» **Aim**
Search the listing below for the word "this" and copy each line that holds it.

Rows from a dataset
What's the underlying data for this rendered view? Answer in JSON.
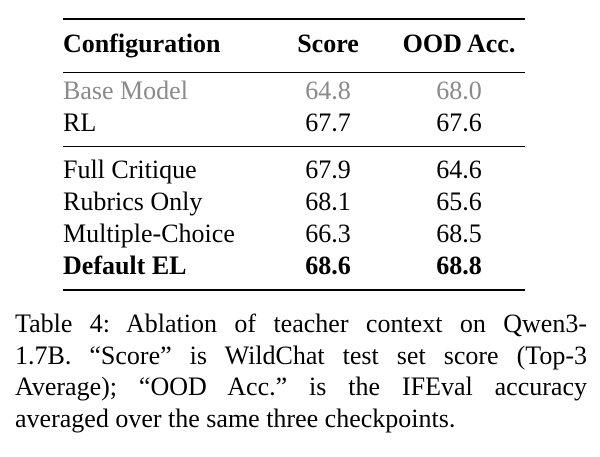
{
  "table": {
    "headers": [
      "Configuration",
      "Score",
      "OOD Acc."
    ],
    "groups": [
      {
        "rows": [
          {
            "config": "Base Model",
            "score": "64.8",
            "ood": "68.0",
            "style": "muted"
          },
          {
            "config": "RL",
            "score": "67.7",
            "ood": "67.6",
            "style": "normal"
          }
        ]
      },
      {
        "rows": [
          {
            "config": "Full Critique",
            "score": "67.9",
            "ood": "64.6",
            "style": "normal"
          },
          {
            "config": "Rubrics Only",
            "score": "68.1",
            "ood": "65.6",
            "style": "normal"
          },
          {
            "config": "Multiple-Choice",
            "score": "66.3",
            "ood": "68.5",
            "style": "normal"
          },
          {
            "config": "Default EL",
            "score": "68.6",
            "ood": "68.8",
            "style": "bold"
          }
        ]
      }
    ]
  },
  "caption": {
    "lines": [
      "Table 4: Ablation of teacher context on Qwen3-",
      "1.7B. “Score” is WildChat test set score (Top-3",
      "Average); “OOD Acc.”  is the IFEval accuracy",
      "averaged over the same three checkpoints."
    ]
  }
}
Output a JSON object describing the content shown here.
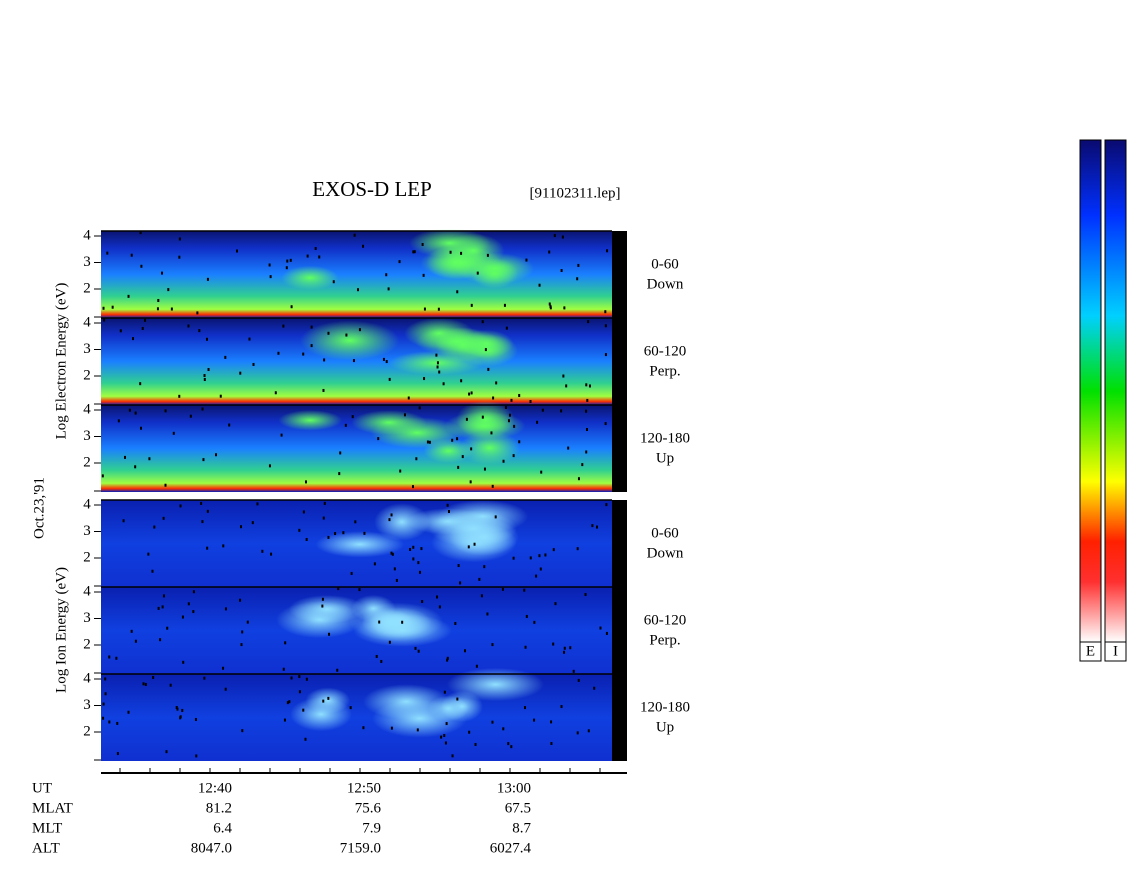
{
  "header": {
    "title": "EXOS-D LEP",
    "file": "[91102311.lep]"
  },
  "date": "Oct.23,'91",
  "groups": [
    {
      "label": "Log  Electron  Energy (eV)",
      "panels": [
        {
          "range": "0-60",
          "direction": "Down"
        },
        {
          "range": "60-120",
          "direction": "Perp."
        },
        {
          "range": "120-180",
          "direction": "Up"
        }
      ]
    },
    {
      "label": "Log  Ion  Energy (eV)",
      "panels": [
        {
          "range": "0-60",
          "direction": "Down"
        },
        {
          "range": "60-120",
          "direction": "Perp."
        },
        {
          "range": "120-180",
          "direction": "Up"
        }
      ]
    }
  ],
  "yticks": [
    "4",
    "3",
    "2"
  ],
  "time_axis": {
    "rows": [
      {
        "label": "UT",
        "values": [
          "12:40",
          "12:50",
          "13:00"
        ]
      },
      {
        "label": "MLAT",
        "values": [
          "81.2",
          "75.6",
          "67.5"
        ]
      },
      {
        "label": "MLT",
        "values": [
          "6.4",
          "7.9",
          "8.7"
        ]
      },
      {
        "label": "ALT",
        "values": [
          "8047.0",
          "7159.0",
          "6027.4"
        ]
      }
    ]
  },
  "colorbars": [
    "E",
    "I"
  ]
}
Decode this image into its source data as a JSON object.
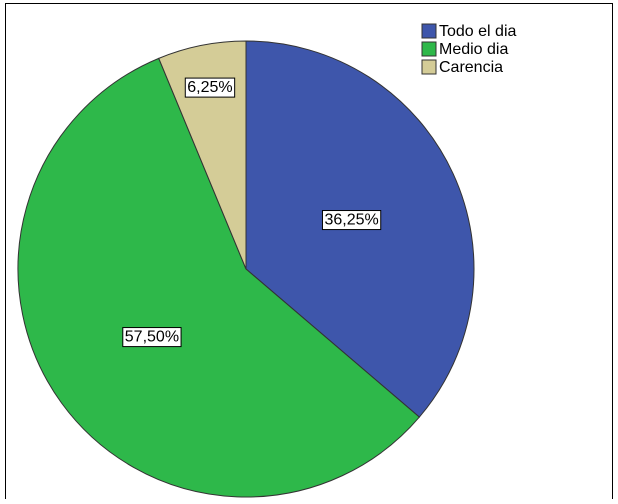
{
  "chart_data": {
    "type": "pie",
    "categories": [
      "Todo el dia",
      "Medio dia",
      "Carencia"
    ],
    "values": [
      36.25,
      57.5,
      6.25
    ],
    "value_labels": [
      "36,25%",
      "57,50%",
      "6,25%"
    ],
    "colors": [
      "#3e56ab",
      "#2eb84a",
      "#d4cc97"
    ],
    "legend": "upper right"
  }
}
* * *
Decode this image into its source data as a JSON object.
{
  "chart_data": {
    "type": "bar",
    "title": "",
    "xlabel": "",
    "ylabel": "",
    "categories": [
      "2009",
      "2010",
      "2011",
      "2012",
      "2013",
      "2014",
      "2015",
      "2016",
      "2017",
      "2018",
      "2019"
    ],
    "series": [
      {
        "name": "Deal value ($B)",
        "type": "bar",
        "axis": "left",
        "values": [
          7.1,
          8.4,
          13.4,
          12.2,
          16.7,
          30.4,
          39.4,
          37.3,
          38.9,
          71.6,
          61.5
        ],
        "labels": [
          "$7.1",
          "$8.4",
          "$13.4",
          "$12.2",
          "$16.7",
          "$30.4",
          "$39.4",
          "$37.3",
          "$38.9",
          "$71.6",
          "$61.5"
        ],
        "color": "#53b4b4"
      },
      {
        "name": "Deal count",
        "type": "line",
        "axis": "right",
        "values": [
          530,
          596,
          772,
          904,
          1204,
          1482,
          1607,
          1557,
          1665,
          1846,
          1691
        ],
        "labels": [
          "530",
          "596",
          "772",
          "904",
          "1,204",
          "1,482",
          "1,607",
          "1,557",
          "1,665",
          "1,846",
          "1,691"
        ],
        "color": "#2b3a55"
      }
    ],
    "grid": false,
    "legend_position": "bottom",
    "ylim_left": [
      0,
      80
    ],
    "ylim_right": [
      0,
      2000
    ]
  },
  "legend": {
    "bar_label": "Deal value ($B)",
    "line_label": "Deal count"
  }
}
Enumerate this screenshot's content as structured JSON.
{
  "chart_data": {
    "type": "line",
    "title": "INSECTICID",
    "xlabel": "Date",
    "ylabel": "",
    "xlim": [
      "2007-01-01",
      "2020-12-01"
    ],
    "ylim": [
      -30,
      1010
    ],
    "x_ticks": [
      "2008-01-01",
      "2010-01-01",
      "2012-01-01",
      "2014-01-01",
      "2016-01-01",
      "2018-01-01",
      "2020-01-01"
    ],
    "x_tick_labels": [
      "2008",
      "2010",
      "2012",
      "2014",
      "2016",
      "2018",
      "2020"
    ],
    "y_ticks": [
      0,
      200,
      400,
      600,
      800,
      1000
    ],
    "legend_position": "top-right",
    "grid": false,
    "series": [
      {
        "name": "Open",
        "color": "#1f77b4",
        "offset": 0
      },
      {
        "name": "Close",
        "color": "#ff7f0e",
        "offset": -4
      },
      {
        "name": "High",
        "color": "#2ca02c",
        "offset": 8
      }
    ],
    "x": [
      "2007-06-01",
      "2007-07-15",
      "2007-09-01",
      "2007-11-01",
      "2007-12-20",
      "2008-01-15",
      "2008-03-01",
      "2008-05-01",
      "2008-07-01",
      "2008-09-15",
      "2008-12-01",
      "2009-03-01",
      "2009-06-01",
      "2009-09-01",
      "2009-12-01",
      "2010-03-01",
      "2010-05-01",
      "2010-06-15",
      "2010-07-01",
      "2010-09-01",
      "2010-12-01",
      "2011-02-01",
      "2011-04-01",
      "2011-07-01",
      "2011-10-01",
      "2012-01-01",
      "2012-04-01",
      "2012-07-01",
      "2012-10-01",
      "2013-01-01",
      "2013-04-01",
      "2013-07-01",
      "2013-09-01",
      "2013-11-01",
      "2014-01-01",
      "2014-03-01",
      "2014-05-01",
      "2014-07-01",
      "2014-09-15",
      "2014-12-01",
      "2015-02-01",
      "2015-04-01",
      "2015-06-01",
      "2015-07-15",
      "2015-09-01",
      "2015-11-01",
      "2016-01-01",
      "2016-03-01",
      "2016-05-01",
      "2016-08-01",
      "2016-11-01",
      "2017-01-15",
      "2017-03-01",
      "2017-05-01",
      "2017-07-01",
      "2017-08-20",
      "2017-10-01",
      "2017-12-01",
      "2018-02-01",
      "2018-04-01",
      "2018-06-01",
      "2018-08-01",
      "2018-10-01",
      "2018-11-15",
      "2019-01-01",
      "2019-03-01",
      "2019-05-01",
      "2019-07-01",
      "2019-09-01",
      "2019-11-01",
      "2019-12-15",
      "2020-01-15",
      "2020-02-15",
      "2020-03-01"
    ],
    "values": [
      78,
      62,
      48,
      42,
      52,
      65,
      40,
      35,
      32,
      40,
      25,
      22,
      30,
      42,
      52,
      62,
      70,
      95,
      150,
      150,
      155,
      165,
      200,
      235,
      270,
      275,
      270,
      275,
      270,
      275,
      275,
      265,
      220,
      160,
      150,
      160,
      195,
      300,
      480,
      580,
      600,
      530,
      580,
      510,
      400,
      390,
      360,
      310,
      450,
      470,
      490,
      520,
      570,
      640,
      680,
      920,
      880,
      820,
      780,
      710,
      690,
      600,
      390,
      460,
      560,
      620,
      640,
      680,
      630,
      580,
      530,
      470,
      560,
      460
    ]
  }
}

» **Task result**
What's the underlying data for this rendered view? Answer in JSON.
Decode this image into its source data as a JSON object.
Decode this image into its source data as a JSON object.
Enumerate this screenshot's content as structured JSON.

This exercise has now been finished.